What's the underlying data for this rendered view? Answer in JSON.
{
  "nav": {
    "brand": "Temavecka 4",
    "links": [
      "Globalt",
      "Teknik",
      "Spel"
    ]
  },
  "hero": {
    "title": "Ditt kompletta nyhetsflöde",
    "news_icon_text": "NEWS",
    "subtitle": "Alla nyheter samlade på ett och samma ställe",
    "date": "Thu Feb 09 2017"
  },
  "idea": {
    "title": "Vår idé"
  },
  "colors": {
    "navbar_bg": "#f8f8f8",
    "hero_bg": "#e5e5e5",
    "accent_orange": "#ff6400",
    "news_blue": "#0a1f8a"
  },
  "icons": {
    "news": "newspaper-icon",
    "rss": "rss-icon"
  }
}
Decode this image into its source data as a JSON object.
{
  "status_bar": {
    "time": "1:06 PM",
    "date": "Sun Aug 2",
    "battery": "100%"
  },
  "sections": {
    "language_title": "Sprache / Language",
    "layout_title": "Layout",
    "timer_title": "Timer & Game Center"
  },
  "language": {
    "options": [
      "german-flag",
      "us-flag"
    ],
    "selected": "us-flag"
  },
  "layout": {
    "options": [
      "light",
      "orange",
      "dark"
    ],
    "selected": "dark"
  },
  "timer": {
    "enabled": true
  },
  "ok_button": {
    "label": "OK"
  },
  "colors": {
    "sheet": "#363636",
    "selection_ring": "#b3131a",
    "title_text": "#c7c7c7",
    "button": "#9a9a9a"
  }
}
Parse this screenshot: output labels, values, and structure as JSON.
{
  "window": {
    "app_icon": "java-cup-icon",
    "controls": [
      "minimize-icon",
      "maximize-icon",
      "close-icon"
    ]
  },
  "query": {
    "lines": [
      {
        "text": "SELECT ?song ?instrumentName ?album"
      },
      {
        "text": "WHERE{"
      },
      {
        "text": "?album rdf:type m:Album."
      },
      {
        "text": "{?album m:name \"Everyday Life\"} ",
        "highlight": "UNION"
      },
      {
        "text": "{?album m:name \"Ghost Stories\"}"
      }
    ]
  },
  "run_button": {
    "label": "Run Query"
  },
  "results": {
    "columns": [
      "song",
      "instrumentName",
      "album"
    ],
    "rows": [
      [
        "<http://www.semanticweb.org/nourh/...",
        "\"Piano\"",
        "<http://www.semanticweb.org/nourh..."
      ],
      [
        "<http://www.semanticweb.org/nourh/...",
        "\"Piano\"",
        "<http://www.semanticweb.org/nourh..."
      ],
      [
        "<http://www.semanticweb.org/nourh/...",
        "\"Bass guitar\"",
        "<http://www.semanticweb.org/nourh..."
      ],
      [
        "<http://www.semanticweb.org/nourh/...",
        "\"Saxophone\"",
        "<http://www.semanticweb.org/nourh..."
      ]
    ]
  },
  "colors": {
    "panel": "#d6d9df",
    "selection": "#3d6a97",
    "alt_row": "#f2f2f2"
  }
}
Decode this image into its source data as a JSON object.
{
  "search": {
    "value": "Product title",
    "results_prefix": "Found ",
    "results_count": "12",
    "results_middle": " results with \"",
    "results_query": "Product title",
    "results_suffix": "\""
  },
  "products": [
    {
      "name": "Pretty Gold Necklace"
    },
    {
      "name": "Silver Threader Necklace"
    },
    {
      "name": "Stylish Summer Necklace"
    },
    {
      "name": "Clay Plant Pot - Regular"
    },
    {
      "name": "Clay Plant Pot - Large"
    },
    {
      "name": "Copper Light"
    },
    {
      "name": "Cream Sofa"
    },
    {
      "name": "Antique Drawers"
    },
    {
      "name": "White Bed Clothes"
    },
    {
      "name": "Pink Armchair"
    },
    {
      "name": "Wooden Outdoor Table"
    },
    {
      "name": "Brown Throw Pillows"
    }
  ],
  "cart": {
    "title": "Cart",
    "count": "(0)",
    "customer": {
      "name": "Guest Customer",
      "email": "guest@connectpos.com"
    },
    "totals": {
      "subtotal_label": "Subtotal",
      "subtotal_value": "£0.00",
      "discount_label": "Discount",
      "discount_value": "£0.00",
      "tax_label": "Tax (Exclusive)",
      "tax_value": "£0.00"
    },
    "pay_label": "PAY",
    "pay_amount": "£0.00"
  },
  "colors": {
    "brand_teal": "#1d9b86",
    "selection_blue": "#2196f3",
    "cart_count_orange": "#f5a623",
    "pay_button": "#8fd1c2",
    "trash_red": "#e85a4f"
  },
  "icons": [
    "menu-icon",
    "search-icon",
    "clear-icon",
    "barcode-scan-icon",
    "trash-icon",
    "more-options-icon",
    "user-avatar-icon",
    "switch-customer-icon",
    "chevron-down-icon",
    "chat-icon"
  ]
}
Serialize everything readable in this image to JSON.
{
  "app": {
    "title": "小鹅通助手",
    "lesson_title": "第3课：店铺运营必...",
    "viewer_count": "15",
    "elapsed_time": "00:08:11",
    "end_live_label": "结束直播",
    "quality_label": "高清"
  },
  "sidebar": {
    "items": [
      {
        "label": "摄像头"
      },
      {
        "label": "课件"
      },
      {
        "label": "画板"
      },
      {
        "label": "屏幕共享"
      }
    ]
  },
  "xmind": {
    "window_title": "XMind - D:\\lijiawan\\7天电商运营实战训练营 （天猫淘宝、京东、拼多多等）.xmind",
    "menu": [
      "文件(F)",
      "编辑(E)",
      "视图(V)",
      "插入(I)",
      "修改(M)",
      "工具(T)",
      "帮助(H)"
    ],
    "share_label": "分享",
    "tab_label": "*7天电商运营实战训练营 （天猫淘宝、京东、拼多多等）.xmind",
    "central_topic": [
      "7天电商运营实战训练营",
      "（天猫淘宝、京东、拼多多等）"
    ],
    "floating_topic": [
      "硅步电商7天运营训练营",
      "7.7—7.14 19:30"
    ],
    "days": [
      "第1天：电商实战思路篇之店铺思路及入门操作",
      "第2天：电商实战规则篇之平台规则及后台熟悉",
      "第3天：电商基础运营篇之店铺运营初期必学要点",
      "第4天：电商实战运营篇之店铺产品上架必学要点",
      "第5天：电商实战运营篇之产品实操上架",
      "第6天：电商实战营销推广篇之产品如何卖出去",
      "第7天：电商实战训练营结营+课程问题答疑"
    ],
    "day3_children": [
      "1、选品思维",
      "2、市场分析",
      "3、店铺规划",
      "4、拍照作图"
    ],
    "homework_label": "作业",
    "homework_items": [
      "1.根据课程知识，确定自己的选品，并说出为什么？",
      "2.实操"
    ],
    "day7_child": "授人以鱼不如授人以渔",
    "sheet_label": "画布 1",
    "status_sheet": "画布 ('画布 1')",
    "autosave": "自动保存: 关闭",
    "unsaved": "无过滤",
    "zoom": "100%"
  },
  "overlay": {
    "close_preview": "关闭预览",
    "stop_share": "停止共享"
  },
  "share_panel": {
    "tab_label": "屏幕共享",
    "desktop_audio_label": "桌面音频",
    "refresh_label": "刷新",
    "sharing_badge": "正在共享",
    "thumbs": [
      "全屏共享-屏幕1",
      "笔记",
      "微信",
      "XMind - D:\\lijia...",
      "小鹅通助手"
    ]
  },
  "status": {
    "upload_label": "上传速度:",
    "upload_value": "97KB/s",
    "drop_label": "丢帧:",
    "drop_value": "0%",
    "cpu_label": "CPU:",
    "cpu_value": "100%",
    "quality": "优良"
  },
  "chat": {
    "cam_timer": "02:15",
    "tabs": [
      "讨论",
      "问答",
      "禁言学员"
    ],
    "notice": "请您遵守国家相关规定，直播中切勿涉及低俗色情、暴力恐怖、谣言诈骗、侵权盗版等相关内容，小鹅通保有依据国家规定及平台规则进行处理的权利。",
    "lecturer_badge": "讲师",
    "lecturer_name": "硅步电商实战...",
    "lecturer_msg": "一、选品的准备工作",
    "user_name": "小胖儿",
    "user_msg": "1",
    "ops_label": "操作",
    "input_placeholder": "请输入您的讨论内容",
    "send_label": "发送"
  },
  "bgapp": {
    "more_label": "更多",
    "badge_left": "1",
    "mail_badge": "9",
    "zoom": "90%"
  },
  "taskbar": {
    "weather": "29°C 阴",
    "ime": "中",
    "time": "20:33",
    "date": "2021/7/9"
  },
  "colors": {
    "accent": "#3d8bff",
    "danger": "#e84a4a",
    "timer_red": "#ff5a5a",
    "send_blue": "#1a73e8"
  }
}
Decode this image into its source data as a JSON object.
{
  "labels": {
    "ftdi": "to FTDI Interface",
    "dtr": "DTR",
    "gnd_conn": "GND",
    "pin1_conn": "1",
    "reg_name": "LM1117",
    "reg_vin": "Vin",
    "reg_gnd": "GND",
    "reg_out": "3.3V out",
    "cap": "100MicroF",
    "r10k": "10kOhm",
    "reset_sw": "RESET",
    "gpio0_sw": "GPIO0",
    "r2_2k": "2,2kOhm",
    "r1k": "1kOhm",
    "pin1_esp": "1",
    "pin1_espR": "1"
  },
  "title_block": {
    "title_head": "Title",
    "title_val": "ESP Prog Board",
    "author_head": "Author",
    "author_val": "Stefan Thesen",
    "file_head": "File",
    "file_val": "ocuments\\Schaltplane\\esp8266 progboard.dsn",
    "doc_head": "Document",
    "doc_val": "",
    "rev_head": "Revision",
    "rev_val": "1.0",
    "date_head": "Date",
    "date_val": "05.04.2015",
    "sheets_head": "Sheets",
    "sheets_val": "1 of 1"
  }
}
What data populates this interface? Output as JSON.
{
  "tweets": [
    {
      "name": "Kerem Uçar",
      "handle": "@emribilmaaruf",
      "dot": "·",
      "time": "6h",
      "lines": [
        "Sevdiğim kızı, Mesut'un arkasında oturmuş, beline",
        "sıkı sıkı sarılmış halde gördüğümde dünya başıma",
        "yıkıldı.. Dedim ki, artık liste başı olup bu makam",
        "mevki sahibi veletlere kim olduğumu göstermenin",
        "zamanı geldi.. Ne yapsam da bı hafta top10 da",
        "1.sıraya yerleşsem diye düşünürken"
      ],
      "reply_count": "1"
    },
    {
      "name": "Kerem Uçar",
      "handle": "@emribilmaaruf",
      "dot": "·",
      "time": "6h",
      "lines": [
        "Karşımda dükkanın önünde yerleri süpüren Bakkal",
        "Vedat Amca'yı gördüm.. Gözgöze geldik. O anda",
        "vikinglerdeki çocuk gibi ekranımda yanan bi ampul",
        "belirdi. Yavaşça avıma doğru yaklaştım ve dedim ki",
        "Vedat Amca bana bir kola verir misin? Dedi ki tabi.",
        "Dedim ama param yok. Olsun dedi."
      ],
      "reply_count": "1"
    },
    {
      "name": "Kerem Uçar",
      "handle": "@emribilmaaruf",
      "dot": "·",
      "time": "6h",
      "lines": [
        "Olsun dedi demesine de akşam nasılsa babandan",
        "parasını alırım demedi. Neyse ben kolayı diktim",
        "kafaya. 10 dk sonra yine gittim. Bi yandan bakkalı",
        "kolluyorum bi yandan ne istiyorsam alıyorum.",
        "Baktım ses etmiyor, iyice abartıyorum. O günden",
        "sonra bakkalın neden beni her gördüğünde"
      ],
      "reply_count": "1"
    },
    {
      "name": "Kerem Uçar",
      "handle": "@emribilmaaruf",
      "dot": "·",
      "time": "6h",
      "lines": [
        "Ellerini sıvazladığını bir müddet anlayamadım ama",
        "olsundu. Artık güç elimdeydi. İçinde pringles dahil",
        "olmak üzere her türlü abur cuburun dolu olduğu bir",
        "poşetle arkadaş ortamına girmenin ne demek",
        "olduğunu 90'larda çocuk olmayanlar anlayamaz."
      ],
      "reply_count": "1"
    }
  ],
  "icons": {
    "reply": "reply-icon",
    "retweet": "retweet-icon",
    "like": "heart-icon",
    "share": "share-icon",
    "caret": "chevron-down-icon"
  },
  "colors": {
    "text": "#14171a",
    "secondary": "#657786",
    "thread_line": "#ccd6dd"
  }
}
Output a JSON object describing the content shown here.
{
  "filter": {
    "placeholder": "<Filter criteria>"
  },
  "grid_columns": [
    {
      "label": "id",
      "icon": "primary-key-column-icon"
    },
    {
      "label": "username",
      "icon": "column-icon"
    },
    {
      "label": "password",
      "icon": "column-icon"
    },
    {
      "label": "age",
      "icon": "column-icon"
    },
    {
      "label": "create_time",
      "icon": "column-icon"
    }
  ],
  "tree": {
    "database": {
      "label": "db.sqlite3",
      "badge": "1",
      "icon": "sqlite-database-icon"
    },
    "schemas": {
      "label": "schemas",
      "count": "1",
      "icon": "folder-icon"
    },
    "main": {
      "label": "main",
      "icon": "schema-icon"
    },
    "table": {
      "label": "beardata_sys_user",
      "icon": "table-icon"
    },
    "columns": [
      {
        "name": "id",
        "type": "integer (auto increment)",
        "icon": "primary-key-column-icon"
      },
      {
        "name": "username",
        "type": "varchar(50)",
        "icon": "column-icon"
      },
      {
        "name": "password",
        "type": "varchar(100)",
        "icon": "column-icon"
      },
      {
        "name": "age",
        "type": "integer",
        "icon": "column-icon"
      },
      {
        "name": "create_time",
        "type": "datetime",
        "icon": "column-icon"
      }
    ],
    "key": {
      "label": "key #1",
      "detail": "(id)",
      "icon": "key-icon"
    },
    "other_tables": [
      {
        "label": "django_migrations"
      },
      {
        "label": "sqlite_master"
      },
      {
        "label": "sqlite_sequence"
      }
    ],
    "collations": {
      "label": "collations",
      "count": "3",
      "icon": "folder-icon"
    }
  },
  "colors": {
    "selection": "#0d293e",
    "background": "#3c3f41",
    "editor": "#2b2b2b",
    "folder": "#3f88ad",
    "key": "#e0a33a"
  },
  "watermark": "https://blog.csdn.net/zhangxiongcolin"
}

================================

For this exercise, gather every line of the data that contains the word "labels".

Response to this exercise:
Parse this screenshot: output labels, values, and structure as JSON.
  "labels": {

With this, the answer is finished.